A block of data
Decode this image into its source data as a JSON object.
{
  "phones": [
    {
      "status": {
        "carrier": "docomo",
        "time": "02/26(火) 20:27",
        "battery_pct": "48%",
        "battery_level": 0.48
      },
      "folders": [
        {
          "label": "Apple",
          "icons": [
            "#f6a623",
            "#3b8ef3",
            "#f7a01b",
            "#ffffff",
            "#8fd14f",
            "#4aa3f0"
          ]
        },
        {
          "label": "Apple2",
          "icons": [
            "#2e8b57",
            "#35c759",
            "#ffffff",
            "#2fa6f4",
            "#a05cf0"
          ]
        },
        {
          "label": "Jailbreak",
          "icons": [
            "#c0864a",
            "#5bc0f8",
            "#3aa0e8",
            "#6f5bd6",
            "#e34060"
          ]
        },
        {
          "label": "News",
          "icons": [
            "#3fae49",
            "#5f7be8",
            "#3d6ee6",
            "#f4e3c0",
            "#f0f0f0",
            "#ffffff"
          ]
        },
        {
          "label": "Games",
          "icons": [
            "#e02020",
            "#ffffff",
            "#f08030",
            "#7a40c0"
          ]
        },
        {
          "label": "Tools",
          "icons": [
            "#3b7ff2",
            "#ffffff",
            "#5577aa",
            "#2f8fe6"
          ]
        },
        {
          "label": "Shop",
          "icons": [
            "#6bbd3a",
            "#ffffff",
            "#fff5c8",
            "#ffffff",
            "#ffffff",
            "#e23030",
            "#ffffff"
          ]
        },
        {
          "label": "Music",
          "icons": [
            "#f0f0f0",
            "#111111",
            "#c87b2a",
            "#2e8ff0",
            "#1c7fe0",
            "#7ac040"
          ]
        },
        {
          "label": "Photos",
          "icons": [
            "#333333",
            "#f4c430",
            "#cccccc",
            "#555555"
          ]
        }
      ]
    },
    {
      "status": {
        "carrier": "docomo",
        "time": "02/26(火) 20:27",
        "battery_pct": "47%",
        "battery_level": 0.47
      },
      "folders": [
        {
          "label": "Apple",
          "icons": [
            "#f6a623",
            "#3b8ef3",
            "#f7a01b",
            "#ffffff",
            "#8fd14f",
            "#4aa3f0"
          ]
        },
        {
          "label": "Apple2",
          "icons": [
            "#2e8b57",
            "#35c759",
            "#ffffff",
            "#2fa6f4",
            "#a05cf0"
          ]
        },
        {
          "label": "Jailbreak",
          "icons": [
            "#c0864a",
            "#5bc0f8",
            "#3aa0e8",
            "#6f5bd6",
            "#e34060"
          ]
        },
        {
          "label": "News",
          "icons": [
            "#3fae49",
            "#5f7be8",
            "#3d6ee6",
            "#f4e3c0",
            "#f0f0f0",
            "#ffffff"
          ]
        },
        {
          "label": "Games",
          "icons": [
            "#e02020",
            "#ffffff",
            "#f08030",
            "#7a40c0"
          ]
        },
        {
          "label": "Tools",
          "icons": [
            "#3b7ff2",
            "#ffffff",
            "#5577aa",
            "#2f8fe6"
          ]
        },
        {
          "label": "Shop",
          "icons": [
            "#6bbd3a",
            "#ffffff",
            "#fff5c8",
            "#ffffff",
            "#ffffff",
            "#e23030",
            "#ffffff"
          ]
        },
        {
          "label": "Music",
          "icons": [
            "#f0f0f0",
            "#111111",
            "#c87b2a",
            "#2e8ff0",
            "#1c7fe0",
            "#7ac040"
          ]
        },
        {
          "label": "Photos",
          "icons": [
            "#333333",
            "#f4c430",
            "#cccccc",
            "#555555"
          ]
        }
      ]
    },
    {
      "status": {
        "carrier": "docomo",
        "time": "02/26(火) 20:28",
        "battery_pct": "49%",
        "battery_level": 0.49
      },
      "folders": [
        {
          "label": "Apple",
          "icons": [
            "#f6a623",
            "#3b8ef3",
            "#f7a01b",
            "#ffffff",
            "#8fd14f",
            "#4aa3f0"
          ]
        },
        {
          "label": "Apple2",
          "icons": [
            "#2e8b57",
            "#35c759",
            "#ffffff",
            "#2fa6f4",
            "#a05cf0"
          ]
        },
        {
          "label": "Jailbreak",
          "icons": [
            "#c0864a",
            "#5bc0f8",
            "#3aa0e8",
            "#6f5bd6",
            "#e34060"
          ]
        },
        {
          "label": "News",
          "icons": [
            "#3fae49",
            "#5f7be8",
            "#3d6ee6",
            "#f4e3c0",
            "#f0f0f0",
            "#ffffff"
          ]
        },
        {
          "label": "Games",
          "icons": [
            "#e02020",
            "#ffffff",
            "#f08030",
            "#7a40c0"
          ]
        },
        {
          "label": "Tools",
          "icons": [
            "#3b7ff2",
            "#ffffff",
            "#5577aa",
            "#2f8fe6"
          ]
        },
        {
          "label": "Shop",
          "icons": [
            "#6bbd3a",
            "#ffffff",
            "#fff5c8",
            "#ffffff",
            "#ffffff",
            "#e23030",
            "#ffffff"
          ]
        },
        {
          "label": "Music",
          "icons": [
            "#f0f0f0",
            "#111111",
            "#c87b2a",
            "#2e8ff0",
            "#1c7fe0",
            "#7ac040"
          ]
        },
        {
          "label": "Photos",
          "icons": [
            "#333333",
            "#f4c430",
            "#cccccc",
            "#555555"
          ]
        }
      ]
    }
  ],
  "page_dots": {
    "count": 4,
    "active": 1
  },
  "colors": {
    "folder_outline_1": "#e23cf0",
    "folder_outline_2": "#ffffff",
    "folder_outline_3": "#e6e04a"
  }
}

◆ **Exercise**: Retype the entries exactly, including every line.

◆ **Worked solution**:
Decode this image into its source data as a JSON object.
{
  "phones": [
    {
      "status": {
        "carrier": "docomo",
        "time": "02/26(火) 20:27",
        "battery_pct": "48%",
        "battery_level": 0.48
      },
      "folders": [
        {
          "label": "Apple",
          "icons": [
            "#f6a623",
            "#3b8ef3",
            "#f7a01b",
            "#ffffff",
            "#8fd14f",
            "#4aa3f0"
          ]
        },
        {
          "label": "Apple2",
          "icons": [
            "#2e8b57",
            "#35c759",
            "#ffffff",
            "#2fa6f4",
            "#a05cf0"
          ]
        },
        {
          "label": "Jailbreak",
          "icons": [
            "#c0864a",
            "#5bc0f8",
            "#3aa0e8",
            "#6f5bd6",
            "#e34060"
          ]
        },
        {
          "label": "News",
          "icons": [
            "#3fae49",
            "#5f7be8",
            "#3d6ee6",
            "#f4e3c0",
            "#f0f0f0",
            "#ffffff"
          ]
        },
        {
          "label": "Games",
          "icons": [
            "#e02020",
            "#ffffff",
            "#f08030",
            "#7a40c0"
          ]
        },
        {
          "label": "Tools",
          "icons": [
            "#3b7ff2",
            "#ffffff",
            "#5577aa",
            "#2f8fe6"
          ]
        },
        {
          "label": "Shop",
          "icons": [
            "#6bbd3a",
            "#ffffff",
            "#fff5c8",
            "#ffffff",
            "#ffffff",
            "#e23030",
            "#ffffff"
          ]
        },
        {
          "label": "Music",
          "icons": [
            "#f0f0f0",
            "#111111",
            "#c87b2a",
            "#2e8ff0",
            "#1c7fe0",
            "#7ac040"
          ]
        },
        {
          "label": "Photos",
          "icons": [
            "#333333",
            "#f4c430",
            "#cccccc",
            "#555555"
          ]
        }
      ]
    },
    {
      "status": {
        "carrier": "docomo",
        "time": "02/26(火) 20:27",
        "battery_pct": "47%",
        "battery_level": 0.47
      },
      "folders": [
        {
          "label": "Apple",
          "icons": [
            "#f6a623",
            "#3b8ef3",
            "#f7a01b",
            "#ffffff",
            "#8fd14f",
            "#4aa3f0"
          ]
        },
        {
          "label": "Apple2",
          "icons": [
            "#2e8b57",
            "#35c759",
            "#ffffff",
            "#2fa6f4",
            "#a05cf0"
          ]
        },
        {
          "label": "Jailbreak",
          "icons": [
            "#c0864a",
            "#5bc0f8",
            "#3aa0e8",
            "#6f5bd6",
            "#e34060"
          ]
        },
        {
          "label": "News",
          "icons": [
            "#3fae49",
            "#5f7be8",
            "#3d6ee6",
            "#f4e3c0",
            "#f0f0f0",
            "#ffffff"
          ]
        },
        {
          "label": "Games",
          "icons": [
            "#e02020",
            "#ffffff",
            "#f08030",
            "#7a40c0"
          ]
        },
        {
          "label": "Tools",
          "icons": [
            "#3b7ff2",
            "#ffffff",
            "#5577aa",
            "#2f8fe6"
          ]
        },
        {
          "label": "Shop",
          "icons": [
            "#6bbd3a",
            "#ffffff",
            "#fff5c8",
            "#ffffff",
            "#ffffff",
            "#e23030",
            "#ffffff"
          ]
        },
        {
          "label": "Music",
          "icons": [
            "#f0f0f0",
            "#111111",
            "#c87b2a",
            "#2e8ff0",
            "#1c7fe0",
            "#7ac040"
          ]
        },
        {
          "label": "Photos",
          "icons": [
            "#333333",
            "#f4c430",
            "#cccccc",
            "#555555"
          ]
        }
      ]
    },
    {
      "status": {
        "carrier": "docomo",
        "time": "02/26(火) 20:28",
        "battery_pct": "49%",
        "battery_level": 0.49
      },
      "folders": [
        {
          "label": "Apple",
          "icons": [
            "#f6a623",
            "#3b8ef3",
            "#f7a01b",
            "#ffffff",
            "#8fd14f",
            "#4aa3f0"
          ]
        },
        {
          "label": "Apple2",
          "icons": [
            "#2e8b57",
            "#35c759",
            "#ffffff",
            "#2fa6f4",
            "#a05cf0"
          ]
        },
        {
          "label": "Jailbreak",
          "icons": [
            "#c0864a",
            "#5bc0f8",
            "#3aa0e8",
            "#6f5bd6",
            "#e34060"
          ]
        },
        {
          "label": "News",
          "icons": [
            "#3fae49",
            "#5f7be8",
            "#3d6ee6",
            "#f4e3c0",
            "#f0f0f0",
            "#ffffff"
          ]
        },
        {
          "label": "Games",
          "icons": [
            "#e02020",
            "#ffffff",
            "#f08030",
            "#7a40c0"
          ]
        },
        {
          "label": "Tools",
          "icons": [
            "#3b7ff2",
            "#ffffff",
            "#5577aa",
            "#2f8fe6"
          ]
        },
        {
          "label": "Shop",
          "icons": [
            "#6bbd3a",
            "#ffffff",
            "#fff5c8",
            "#ffffff",
            "#ffffff",
            "#e23030",
            "#ffffff"
          ]
        },
        {
          "label": "Music",
          "icons": [
            "#f0f0f0",
            "#111111",
            "#c87b2a",
            "#2e8ff0",
            "#1c7fe0",
            "#7ac040"
          ]
        },
        {
          "label": "Photos",
          "icons": [
            "#333333",
            "#f4c430",
            "#cccccc",
            "#555555"
          ]
        }
      ]
    }
  ],
  "page_dots": {
    "count": 4,
    "active": 1
  },
  "colors": {
    "folder_outline_1": "#e23cf0",
    "folder_outline_2": "#ffffff",
    "folder_outline_3": "#e6e04a"
  }
}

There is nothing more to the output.